### TASK BRIEF:
How many lines in the records below contain the word "release"? Give only the number.

[Records from a data collection]
-=-=-=-=-

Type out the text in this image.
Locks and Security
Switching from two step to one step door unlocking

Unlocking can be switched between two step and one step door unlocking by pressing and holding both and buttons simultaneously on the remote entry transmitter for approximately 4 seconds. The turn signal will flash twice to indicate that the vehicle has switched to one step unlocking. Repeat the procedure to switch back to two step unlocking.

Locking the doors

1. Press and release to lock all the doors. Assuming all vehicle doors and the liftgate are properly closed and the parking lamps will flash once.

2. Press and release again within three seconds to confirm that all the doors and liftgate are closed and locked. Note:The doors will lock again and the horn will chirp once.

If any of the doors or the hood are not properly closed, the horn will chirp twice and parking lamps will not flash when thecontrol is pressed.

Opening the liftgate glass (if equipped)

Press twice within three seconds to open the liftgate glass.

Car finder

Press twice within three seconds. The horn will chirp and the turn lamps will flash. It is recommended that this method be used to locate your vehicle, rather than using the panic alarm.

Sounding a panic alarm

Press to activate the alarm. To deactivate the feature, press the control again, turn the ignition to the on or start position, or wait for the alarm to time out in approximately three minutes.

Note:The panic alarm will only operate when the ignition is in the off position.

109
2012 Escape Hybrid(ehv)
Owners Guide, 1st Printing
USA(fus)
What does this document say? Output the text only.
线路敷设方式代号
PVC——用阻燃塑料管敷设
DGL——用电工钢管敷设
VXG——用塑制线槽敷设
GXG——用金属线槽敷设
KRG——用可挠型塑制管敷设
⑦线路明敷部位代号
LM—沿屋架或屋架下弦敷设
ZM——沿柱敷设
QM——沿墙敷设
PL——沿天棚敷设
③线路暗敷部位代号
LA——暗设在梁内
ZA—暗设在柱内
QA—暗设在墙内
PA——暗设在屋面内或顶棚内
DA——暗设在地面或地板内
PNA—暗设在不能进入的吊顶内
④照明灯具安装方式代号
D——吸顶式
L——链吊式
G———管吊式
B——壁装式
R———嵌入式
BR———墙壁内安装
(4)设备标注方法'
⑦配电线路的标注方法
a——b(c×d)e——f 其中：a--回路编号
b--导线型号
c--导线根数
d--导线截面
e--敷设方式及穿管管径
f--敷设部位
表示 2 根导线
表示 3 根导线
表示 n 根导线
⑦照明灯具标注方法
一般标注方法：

-=-=-=-=-

### SOLUTION:
2